Saturday, October 12, 2024  ·  8:00 PM CDT

The dB's / The Vulgar Boatmen

4544 N Lincoln Ave · Gary and Laura Maurer Concert Hall · 773.728.6000


The dB's

The dB's are singer/songwriters Peter Holsapple and Chris Stamey along with Gene Holder on bass and Will Rigby on drums. The foursome grew up in Winston-Salem, NC, and helped define what would become the rich North Carolina indie-rock scene but emigrated to New York in the late 1970s and formed the band, frequently appearing at CBGB, Maxwell's and other influential venues.

Pitchfork cited Stands for deciBels among its 100 Top Albums of the 1980s. AllMusic applauded “a reverence for British pop and arty post-punk leanings…rarely is experimentation so enjoyable and irresistibly catchy” and said The dB's were “the band that bridged the gap between classic '70s power pop…and the jangly new wave of smart pop personified by R.E.M.”

Do not miss this extremely rare opportunity to see The dB's live!

• [REQUIRED TASKS]
**A.** Say whether each statement agrees with the concert listing, answering yes or no and quoting the words that decide it: (i) The dB's formed the band in North Carolina. (ii) Gene Holder plays bass in The dB's. (iii) Pitchfork placed Stands for deciBels among its 100 Top Albums of the 1980s.
**B.** Reproduce the concert listing word for word from "Saturday, October 12, 2024  ·  8:00" to "other influential venues.".

Document understanding data:
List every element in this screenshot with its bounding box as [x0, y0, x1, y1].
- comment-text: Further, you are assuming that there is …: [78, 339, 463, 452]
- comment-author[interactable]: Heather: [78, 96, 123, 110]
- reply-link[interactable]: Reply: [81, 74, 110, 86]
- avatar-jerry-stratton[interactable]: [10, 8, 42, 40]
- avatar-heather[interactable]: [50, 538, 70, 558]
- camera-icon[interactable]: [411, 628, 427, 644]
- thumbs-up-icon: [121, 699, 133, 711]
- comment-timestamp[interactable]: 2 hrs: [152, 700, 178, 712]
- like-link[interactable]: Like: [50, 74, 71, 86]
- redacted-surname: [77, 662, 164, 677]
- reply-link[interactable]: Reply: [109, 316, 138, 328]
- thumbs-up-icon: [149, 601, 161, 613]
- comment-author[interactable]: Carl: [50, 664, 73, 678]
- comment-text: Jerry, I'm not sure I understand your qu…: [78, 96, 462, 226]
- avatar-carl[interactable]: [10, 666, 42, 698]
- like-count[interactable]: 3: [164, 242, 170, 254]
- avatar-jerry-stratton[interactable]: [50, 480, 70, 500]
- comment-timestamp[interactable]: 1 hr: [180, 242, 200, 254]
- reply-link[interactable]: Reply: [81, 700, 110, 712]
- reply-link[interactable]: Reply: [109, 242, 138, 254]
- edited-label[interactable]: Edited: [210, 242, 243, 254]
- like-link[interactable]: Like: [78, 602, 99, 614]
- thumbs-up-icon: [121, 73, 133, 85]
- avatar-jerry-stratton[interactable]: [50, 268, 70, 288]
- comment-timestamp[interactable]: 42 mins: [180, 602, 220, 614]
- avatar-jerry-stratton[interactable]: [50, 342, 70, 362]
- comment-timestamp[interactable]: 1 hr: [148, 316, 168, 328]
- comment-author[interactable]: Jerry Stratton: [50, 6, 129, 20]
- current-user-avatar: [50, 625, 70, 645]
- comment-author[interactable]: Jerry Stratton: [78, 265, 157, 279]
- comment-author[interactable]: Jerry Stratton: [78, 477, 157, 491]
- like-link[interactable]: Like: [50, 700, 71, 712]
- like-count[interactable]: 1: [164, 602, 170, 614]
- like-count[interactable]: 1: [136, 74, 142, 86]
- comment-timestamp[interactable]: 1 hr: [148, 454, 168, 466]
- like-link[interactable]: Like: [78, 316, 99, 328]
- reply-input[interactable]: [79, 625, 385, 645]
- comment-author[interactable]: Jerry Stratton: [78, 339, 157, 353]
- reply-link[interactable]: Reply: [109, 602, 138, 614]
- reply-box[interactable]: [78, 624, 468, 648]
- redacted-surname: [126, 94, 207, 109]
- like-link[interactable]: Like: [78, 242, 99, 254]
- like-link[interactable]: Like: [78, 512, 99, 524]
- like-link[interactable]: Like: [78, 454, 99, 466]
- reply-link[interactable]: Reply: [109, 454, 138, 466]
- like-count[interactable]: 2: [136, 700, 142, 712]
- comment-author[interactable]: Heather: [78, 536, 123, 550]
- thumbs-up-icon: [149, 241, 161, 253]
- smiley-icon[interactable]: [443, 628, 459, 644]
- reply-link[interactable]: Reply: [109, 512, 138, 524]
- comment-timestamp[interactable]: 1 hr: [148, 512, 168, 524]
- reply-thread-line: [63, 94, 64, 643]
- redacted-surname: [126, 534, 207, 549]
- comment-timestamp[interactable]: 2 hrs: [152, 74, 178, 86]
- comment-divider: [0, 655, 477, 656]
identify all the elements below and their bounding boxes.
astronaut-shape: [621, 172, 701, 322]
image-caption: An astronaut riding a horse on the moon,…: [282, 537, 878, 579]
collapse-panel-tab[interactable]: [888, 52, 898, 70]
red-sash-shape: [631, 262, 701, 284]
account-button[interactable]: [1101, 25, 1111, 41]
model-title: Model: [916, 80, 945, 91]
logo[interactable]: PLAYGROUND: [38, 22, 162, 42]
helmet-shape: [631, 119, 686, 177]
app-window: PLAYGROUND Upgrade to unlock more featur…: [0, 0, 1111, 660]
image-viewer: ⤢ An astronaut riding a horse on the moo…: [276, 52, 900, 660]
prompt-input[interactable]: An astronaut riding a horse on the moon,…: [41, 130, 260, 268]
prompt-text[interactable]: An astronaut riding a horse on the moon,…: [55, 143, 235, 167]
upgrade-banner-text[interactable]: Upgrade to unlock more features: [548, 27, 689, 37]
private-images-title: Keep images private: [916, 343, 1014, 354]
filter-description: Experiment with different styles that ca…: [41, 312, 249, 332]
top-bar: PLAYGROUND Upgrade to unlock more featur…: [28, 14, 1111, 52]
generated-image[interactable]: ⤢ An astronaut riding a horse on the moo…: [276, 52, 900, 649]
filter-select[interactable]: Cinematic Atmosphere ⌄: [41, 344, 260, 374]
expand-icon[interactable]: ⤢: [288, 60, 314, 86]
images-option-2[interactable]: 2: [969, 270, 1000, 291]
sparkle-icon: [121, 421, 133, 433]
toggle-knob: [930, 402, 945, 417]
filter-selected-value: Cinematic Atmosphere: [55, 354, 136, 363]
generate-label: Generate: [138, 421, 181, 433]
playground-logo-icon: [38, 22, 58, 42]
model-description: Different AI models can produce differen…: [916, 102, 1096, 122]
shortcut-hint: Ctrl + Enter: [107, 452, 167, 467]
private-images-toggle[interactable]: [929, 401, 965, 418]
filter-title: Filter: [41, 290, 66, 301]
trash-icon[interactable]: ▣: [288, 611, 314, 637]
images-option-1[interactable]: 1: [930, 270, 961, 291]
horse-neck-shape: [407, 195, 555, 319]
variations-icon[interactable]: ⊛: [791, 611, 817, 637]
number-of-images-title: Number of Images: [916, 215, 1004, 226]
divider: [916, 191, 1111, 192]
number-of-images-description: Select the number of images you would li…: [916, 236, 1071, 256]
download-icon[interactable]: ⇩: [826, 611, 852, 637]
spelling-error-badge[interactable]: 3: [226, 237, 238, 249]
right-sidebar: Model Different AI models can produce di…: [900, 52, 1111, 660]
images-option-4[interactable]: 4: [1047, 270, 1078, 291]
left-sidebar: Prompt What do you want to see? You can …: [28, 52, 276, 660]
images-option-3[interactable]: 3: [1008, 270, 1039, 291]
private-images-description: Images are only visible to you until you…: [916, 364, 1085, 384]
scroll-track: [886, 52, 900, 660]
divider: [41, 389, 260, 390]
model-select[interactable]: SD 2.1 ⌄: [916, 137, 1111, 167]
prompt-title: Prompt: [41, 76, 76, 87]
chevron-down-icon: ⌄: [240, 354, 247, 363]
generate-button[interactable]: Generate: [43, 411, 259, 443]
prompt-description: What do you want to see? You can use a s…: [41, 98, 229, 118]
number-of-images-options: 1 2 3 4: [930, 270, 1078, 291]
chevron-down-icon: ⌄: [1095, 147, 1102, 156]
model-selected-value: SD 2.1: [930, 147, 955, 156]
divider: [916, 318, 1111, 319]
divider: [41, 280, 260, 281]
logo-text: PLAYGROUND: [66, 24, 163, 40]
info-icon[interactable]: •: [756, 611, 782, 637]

• [SOLUTIONS TO THE PROBLEMS]
**A.**
(i) No: "emigrated to New York in the late 1970s and formed the band"
(ii) Yes: "Gene Holder on bass"
(iii) Yes: "Pitchfork cited Stands for deciBels among its 100 Top Albums of the 1980s"

**B.**
Saturday, October 12, 2024  ·  8:00 PM CDT

The dB's / The Vulgar Boatmen

4544 N Lincoln Ave · Gary and Laura Maurer Concert Hall · 773.728.6000


The dB's

The dB's are singer/songwriters Peter Holsapple and Chris Stamey along with Gene Holder on bass and Will Rigby on drums. The foursome grew up in Winston-Salem, NC, and helped define what would become the rich North Carolina indie-rock scene but emigrated to New York in the late 1970s and formed the band, frequently appearing at CBGB, Maxwell's and other influential venues.